▶ **WHAT IS REQUIRED**
Report every line from the material that contains the word "this".

▶ **MATERIAL FOR THE TASK**
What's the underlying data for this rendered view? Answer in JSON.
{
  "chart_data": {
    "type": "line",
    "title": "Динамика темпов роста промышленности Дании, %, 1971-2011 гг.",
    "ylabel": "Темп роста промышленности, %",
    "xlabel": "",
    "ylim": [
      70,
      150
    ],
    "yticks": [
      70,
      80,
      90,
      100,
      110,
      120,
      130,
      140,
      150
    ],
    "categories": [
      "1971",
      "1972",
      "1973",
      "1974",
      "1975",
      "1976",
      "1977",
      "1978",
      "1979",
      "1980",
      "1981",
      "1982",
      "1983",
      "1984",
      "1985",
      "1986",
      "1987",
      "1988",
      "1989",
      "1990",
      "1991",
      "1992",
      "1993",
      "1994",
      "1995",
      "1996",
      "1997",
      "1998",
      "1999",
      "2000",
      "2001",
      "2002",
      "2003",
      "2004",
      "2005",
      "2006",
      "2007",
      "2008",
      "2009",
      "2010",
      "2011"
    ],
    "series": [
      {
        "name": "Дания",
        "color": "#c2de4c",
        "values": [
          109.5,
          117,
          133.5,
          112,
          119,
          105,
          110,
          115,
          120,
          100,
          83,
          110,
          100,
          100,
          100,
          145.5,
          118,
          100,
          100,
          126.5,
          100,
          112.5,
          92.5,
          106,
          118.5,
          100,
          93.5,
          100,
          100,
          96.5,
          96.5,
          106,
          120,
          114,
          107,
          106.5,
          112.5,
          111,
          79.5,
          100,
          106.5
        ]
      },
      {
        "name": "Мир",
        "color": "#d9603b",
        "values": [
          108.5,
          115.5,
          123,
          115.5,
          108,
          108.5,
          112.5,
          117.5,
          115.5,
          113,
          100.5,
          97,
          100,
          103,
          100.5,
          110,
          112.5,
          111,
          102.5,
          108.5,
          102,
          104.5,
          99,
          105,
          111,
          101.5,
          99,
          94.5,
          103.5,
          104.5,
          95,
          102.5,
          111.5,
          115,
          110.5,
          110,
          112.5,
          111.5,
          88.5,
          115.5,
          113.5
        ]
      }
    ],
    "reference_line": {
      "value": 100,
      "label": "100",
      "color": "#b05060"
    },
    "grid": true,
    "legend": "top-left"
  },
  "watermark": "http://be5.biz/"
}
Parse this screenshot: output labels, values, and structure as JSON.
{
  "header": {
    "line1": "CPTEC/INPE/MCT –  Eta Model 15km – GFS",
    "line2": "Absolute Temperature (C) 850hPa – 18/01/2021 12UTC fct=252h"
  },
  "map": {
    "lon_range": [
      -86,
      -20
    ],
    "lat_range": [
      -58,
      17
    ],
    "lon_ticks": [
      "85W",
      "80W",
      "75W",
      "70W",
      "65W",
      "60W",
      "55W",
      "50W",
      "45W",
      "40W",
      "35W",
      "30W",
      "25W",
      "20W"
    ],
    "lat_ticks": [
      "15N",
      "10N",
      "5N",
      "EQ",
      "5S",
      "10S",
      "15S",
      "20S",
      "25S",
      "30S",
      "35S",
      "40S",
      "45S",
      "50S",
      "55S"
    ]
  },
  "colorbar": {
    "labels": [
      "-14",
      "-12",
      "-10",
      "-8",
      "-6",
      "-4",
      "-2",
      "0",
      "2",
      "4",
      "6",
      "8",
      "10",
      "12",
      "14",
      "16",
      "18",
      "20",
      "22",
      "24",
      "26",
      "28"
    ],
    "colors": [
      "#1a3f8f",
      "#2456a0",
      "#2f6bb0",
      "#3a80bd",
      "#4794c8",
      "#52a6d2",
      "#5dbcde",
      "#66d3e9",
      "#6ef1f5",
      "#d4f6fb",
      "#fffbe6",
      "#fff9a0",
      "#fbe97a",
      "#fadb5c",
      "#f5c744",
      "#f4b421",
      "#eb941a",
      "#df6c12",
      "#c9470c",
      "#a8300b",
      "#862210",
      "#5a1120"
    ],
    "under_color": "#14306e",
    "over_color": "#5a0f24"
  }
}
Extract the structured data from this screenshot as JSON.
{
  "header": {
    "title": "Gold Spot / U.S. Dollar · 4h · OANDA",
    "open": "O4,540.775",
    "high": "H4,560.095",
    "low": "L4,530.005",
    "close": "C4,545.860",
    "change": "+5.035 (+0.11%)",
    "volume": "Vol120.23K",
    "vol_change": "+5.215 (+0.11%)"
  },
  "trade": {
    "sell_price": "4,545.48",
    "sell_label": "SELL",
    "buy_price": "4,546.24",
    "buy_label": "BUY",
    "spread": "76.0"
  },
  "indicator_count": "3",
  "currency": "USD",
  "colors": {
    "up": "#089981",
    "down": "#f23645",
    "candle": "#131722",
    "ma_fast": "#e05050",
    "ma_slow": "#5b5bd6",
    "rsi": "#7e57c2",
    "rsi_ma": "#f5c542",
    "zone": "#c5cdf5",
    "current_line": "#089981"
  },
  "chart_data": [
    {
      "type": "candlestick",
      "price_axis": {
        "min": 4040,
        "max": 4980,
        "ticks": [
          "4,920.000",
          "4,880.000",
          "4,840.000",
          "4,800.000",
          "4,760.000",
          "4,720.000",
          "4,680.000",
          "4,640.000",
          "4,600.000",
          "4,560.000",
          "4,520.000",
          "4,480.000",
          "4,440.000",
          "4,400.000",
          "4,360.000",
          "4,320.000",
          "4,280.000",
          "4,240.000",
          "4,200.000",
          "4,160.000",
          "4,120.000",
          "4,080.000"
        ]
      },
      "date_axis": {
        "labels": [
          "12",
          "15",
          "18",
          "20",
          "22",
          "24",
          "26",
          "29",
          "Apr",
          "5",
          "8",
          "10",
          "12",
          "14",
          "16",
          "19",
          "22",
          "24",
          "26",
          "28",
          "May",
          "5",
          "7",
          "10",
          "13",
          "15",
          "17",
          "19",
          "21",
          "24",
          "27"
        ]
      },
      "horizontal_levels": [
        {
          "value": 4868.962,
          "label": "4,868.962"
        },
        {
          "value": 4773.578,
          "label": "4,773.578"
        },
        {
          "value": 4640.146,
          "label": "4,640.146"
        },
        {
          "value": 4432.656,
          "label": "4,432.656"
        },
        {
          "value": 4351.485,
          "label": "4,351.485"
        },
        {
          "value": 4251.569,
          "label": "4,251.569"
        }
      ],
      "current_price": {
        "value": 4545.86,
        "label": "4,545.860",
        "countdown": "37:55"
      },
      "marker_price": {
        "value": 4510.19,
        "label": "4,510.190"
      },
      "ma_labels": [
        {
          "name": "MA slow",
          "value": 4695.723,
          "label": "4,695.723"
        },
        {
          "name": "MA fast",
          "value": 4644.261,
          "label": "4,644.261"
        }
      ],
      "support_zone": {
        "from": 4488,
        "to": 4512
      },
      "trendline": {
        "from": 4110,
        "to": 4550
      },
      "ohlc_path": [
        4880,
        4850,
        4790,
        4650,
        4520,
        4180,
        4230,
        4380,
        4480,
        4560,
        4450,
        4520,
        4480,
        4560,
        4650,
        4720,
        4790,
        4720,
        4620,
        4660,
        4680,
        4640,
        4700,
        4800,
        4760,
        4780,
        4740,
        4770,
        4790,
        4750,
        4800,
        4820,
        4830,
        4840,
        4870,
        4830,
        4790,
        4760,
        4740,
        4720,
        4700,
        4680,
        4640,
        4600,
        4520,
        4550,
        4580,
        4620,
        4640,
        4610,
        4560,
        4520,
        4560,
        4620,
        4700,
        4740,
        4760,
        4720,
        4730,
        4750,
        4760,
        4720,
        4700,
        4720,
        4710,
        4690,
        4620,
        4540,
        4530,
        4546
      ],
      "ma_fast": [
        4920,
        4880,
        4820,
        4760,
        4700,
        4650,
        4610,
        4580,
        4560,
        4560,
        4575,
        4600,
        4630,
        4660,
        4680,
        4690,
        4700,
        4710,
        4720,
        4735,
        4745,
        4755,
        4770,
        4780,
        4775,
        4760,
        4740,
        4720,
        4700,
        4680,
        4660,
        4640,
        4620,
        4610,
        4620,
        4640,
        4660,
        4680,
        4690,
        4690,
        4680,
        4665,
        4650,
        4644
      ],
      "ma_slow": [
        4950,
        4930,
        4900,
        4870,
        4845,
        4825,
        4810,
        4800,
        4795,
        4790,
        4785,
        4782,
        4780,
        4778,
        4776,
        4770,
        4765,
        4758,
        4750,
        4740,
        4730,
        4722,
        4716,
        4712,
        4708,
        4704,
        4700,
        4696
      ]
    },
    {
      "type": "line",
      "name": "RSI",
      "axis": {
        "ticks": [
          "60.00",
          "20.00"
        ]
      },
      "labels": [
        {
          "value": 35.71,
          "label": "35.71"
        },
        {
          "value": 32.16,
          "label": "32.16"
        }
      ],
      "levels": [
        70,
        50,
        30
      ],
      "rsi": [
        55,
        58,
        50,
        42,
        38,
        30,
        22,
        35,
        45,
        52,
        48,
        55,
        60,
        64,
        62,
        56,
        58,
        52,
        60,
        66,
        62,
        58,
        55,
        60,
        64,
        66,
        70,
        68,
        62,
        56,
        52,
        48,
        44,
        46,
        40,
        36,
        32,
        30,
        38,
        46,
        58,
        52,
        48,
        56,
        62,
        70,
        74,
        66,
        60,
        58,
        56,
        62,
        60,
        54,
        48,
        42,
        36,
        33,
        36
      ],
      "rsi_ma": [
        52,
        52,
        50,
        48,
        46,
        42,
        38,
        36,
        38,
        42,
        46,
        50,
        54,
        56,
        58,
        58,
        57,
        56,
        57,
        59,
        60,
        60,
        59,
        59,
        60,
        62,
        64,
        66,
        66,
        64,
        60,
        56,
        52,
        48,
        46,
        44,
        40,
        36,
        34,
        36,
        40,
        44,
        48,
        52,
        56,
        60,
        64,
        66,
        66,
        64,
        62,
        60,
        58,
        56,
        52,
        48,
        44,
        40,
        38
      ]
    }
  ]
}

▶ **WORKED SOLUTION**
What's the underlying data for this rendered view? Answer in JSON.
Parse this screenshot: output labels, values, and structure as JSON.
Extract the structured data from this screenshot as JSON.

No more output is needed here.